▶ [WRITTEN REQUEST] Look for "highlighted" in each line of the entries, and return the matching lines.

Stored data
* * * * * * *

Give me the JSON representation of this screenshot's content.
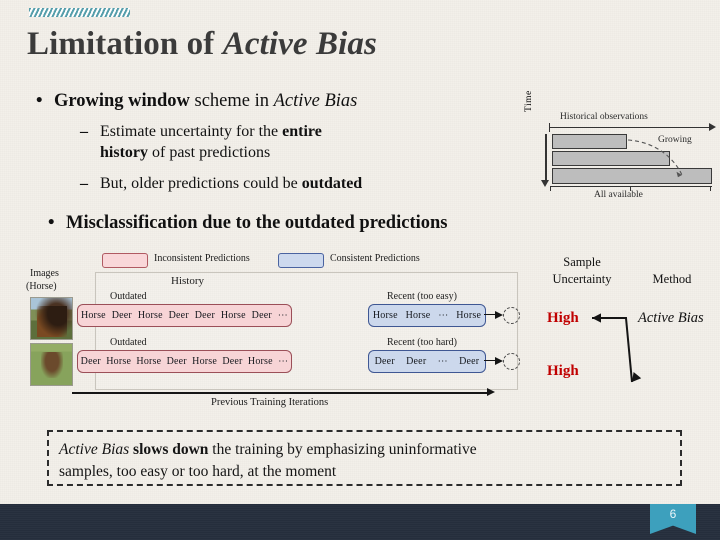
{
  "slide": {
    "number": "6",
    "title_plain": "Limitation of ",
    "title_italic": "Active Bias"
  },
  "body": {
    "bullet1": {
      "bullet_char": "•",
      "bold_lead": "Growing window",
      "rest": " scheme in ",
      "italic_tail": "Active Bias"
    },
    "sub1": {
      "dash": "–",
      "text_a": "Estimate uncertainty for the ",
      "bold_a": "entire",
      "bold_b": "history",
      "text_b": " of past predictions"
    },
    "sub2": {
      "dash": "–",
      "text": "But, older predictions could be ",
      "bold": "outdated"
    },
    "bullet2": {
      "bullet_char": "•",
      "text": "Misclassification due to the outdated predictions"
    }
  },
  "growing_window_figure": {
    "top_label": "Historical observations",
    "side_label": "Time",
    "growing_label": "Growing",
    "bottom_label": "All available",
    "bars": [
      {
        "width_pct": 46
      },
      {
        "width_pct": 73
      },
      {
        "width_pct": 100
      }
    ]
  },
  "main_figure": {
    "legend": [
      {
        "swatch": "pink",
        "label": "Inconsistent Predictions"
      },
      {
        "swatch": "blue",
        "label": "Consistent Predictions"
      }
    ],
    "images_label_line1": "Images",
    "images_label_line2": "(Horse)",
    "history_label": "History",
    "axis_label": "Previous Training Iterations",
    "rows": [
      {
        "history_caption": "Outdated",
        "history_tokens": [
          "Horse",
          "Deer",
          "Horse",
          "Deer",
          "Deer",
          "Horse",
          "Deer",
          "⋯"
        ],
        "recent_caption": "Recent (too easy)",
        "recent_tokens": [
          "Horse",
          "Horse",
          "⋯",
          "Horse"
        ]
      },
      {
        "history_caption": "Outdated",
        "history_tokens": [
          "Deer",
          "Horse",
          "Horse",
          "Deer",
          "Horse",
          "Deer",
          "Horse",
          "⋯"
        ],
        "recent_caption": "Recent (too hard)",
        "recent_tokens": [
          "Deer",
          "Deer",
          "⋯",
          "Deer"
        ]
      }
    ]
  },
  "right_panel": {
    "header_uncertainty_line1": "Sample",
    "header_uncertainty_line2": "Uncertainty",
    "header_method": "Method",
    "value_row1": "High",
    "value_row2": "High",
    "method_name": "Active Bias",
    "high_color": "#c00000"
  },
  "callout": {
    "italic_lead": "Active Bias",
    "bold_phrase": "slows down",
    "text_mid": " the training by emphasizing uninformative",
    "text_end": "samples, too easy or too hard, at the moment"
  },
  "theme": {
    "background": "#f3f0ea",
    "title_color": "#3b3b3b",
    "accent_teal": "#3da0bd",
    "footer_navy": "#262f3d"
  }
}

* * * * * * *

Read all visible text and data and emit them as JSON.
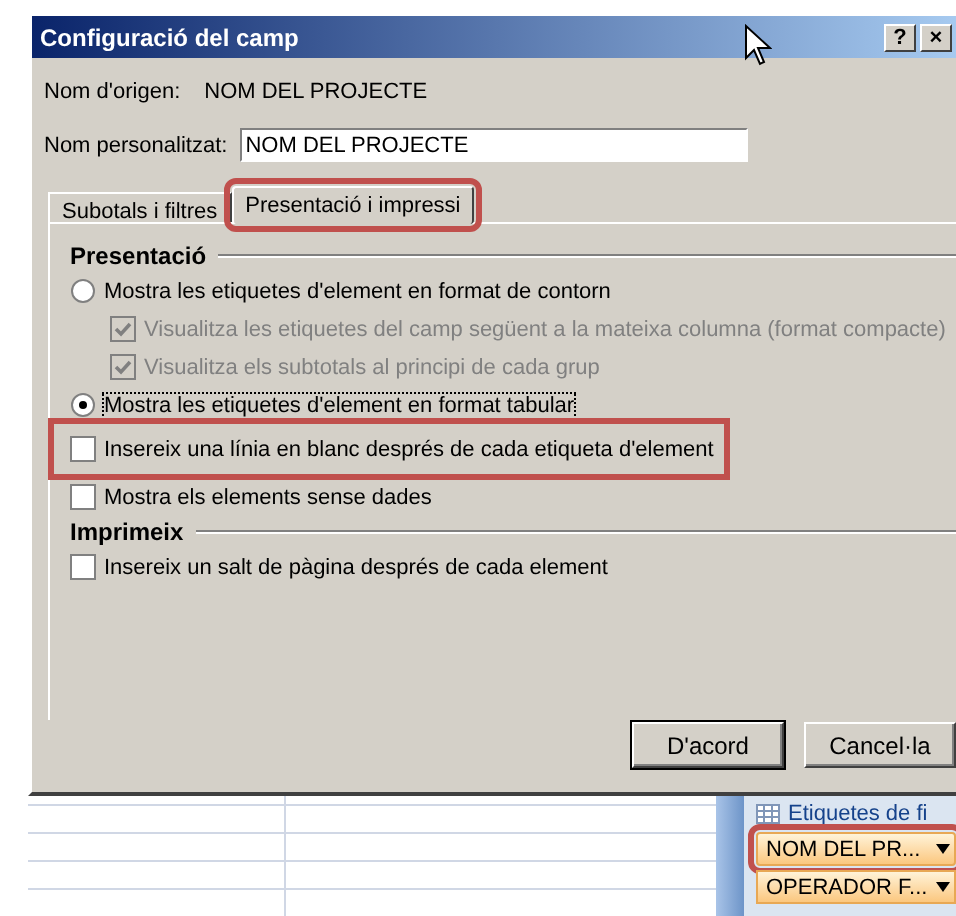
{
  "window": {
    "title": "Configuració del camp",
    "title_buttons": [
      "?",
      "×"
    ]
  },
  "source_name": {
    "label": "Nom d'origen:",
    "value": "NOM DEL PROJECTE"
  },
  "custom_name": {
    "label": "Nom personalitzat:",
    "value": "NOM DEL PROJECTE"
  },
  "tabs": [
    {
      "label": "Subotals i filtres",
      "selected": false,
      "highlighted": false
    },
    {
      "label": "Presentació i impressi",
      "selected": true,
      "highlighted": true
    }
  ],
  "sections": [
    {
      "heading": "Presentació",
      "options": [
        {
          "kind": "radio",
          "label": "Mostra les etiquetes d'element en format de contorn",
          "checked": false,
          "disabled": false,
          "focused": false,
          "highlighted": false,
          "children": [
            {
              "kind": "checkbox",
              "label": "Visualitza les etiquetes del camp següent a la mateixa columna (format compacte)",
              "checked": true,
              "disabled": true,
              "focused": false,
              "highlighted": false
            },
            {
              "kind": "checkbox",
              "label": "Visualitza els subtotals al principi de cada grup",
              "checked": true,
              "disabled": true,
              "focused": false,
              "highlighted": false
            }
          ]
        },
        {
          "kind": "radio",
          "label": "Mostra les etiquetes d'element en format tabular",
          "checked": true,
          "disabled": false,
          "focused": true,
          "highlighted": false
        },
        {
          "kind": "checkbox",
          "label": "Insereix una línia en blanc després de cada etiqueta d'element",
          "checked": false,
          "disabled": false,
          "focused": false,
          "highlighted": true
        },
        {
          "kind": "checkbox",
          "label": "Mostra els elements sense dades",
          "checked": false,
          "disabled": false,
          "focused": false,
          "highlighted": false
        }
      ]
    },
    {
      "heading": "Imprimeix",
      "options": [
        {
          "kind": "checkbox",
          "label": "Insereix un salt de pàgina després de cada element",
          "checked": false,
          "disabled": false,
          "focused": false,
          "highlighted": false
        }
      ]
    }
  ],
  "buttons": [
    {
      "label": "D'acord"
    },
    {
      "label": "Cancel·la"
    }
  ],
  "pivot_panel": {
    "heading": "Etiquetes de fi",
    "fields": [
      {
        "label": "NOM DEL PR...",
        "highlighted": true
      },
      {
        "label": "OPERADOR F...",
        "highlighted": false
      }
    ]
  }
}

* * * * * * *

▶ [SOLUTION FOR THIS PROBLEM]
      "highlighted": false
      "highlighted": true
          "highlighted": false,
              "highlighted": false
              "highlighted": false
          "highlighted": false
          "highlighted": true
          "highlighted": false
          "highlighted": false
        "highlighted": true
        "highlighted": false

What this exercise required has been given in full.